WHAT THE TASK ASKS
Reproduce the entries exactly.

DATASET EXCERPTS
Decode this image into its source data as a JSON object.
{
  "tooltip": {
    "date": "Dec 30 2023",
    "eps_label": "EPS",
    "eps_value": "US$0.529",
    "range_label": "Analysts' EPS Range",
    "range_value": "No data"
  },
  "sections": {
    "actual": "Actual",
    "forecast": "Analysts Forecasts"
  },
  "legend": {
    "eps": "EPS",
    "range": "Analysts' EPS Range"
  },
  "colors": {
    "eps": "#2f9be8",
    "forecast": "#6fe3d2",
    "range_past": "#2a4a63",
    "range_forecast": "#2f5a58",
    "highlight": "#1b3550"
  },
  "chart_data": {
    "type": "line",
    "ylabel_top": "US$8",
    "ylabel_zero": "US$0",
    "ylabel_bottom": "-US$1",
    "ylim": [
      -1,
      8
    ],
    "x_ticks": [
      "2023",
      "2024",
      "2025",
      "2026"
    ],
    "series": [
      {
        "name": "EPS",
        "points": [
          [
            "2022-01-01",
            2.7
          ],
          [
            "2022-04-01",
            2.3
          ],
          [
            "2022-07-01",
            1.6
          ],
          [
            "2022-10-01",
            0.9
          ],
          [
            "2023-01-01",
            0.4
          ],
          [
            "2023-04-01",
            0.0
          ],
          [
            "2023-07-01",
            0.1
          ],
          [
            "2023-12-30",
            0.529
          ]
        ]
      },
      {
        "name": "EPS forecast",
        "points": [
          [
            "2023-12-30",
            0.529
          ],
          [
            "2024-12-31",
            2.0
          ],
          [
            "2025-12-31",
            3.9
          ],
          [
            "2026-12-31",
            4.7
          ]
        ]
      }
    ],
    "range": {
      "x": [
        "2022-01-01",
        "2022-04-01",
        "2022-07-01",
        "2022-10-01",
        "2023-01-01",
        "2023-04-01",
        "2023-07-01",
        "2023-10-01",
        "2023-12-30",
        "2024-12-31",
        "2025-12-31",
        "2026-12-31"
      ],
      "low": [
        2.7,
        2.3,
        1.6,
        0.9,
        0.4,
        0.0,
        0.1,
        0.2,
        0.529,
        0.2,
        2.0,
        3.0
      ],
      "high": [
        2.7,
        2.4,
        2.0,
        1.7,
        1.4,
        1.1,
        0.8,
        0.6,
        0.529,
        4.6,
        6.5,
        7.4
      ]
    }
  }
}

TASK OUTPUT
Decode this image into its source data as a JSON object.
{
  "tooltip": {
    "date": "Dec 30 2023",
    "eps_label": "EPS",
    "eps_value": "US$0.529",
    "range_label": "Analysts' EPS Range",
    "range_value": "No data"
  },
  "sections": {
    "actual": "Actual",
    "forecast": "Analysts Forecasts"
  },
  "legend": {
    "eps": "EPS",
    "range": "Analysts' EPS Range"
  },
  "colors": {
    "eps": "#2f9be8",
    "forecast": "#6fe3d2",
    "range_past": "#2a4a63",
    "range_forecast": "#2f5a58",
    "highlight": "#1b3550"
  },
  "chart_data": {
    "type": "line",
    "ylabel_top": "US$8",
    "ylabel_zero": "US$0",
    "ylabel_bottom": "-US$1",
    "ylim": [
      -1,
      8
    ],
    "x_ticks": [
      "2023",
      "2024",
      "2025",
      "2026"
    ],
    "series": [
      {
        "name": "EPS",
        "points": [
          [
            "2022-01-01",
            2.7
          ],
          [
            "2022-04-01",
            2.3
          ],
          [
            "2022-07-01",
            1.6
          ],
          [
            "2022-10-01",
            0.9
          ],
          [
            "2023-01-01",
            0.4
          ],
          [
            "2023-04-01",
            0.0
          ],
          [
            "2023-07-01",
            0.1
          ],
          [
            "2023-12-30",
            0.529
          ]
        ]
      },
      {
        "name": "EPS forecast",
        "points": [
          [
            "2023-12-30",
            0.529
          ],
          [
            "2024-12-31",
            2.0
          ],
          [
            "2025-12-31",
            3.9
          ],
          [
            "2026-12-31",
            4.7
          ]
        ]
      }
    ],
    "range": {
      "x": [
        "2022-01-01",
        "2022-04-01",
        "2022-07-01",
        "2022-10-01",
        "2023-01-01",
        "2023-04-01",
        "2023-07-01",
        "2023-10-01",
        "2023-12-30",
        "2024-12-31",
        "2025-12-31",
        "2026-12-31"
      ],
      "low": [
        2.7,
        2.3,
        1.6,
        0.9,
        0.4,
        0.0,
        0.1,
        0.2,
        0.529,
        0.2,
        2.0,
        3.0
      ],
      "high": [
        2.7,
        2.4,
        2.0,
        1.7,
        1.4,
        1.1,
        0.8,
        0.6,
        0.529,
        4.6,
        6.5,
        7.4
      ]
    }
  }
}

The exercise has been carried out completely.